* Start DATASET EXTRACT *

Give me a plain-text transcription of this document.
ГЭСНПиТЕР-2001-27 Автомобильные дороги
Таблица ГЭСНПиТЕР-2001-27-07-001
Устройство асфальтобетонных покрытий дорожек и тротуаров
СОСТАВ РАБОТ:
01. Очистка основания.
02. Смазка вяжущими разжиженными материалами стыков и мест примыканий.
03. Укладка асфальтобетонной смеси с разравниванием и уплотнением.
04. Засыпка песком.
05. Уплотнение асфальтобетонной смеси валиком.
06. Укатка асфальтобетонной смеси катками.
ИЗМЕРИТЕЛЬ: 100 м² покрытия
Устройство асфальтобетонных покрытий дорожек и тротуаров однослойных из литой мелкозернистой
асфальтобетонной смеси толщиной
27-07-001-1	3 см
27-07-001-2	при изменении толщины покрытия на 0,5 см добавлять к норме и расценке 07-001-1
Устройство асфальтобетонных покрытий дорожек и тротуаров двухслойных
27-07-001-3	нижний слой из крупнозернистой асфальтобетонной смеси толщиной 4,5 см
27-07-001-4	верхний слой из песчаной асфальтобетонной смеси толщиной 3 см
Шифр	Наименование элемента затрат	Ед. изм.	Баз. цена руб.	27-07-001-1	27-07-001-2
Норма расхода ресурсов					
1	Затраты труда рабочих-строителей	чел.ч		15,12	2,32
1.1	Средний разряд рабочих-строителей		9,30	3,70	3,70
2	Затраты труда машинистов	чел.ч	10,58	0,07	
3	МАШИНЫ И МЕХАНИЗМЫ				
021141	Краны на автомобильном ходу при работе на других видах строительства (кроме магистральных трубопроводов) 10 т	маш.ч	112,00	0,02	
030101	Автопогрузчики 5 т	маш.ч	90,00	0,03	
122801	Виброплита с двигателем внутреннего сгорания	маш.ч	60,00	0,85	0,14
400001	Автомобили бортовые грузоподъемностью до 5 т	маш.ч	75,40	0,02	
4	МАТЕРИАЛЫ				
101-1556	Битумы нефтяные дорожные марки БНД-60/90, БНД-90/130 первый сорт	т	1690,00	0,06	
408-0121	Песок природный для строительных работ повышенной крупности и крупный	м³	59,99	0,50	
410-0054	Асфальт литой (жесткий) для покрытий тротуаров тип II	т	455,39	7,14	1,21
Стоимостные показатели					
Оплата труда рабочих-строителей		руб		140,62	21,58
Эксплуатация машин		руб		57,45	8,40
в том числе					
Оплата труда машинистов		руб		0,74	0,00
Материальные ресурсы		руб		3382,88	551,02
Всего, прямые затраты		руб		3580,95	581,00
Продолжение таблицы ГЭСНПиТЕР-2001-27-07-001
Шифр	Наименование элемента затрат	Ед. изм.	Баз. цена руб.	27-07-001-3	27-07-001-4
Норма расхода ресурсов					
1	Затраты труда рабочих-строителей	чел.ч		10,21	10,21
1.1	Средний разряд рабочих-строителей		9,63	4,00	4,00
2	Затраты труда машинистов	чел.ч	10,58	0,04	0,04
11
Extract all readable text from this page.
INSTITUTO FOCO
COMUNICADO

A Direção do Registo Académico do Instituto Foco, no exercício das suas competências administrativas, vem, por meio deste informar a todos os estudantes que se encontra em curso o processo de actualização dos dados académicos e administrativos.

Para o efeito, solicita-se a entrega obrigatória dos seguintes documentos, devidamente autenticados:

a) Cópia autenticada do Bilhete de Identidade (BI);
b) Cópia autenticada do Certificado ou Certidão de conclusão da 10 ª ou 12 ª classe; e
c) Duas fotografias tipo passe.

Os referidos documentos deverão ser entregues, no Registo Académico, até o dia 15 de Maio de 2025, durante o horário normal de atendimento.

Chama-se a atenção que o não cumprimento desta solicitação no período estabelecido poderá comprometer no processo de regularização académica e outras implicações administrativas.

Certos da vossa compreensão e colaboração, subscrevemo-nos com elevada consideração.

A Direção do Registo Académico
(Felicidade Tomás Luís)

* End DATASET EXTRACT *

* [WHAT TO DO]:
Copy down the whole of the data above, matching it exactly.

* [COMPLETED EXERCISE]:
Give me a plain-text transcription of this document.
ГЭСНПиТЕР-2001-27 Автомобильные дороги
Таблица ГЭСНПиТЕР-2001-27-07-001
Устройство асфальтобетонных покрытий дорожек и тротуаров
СОСТАВ РАБОТ:
01. Очистка основания.
02. Смазка вяжущими разжиженными материалами стыков и мест примыканий.
03. Укладка асфальтобетонной смеси с разравниванием и уплотнением.
04. Засыпка песком.
05. Уплотнение асфальтобетонной смеси валиком.
06. Укатка асфальтобетонной смеси катками.
ИЗМЕРИТЕЛЬ: 100 м² покрытия
Устройство асфальтобетонных покрытий дорожек и тротуаров однослойных из литой мелкозернистой
асфальтобетонной смеси толщиной
27-07-001-1	3 см
27-07-001-2	при изменении толщины покрытия на 0,5 см добавлять к норме и расценке 07-001-1
Устройство асфальтобетонных покрытий дорожек и тротуаров двухслойных
27-07-001-3	нижний слой из крупнозернистой асфальтобетонной смеси толщиной 4,5 см
27-07-001-4	верхний слой из песчаной асфальтобетонной смеси толщиной 3 см
Шифр	Наименование элемента затрат	Ед. изм.	Баз. цена руб.	27-07-001-1	27-07-001-2
Норма расхода ресурсов					
1	Затраты труда рабочих-строителей	чел.ч		15,12	2,32
1.1	Средний разряд рабочих-строителей		9,30	3,70	3,70
2	Затраты труда машинистов	чел.ч	10,58	0,07	
3	МАШИНЫ И МЕХАНИЗМЫ				
021141	Краны на автомобильном ходу при работе на других видах строительства (кроме магистральных трубопроводов) 10 т	маш.ч	112,00	0,02	
030101	Автопогрузчики 5 т	маш.ч	90,00	0,03	
122801	Виброплита с двигателем внутреннего сгорания	маш.ч	60,00	0,85	0,14
400001	Автомобили бортовые грузоподъемностью до 5 т	маш.ч	75,40	0,02	
4	МАТЕРИАЛЫ				
101-1556	Битумы нефтяные дорожные марки БНД-60/90, БНД-90/130 первый сорт	т	1690,00	0,06	
408-0121	Песок природный для строительных работ повышенной крупности и крупный	м³	59,99	0,50	
410-0054	Асфальт литой (жесткий) для покрытий тротуаров тип II	т	455,39	7,14	1,21
Стоимостные показатели					
Оплата труда рабочих-строителей		руб		140,62	21,58
Эксплуатация машин		руб		57,45	8,40
в том числе					
Оплата труда машинистов		руб		0,74	0,00
Материальные ресурсы		руб		3382,88	551,02
Всего, прямые затраты		руб		3580,95	581,00
Продолжение таблицы ГЭСНПиТЕР-2001-27-07-001
Шифр	Наименование элемента затрат	Ед. изм.	Баз. цена руб.	27-07-001-3	27-07-001-4
Норма расхода ресурсов					
1	Затраты труда рабочих-строителей	чел.ч		10,21	10,21
1.1	Средний разряд рабочих-строителей		9,63	4,00	4,00
2	Затраты труда машинистов	чел.ч	10,58	0,04	0,04
11
Extract all readable text from this page.
INSTITUTO FOCO
COMUNICADO

A Direção do Registo Académico do Instituto Foco, no exercício das suas competências administrativas, vem, por meio deste informar a todos os estudantes que se encontra em curso o processo de actualização dos dados académicos e administrativos.

Para o efeito, solicita-se a entrega obrigatória dos seguintes documentos, devidamente autenticados:

a) Cópia autenticada do Bilhete de Identidade (BI);
b) Cópia autenticada do Certificado ou Certidão de conclusão da 10 ª ou 12 ª classe; e
c) Duas fotografias tipo passe.

Os referidos documentos deverão ser entregues, no Registo Académico, até o dia 15 de Maio de 2025, durante o horário normal de atendimento.

Chama-se a atenção que o não cumprimento desta solicitação no período estabelecido poderá comprometer no processo de regularização académica e outras implicações administrativas.

Certos da vossa compreensão e colaboração, subscrevemo-nos com elevada consideração.

A Direção do Registo Académico
(Felicidade Tomás Luís)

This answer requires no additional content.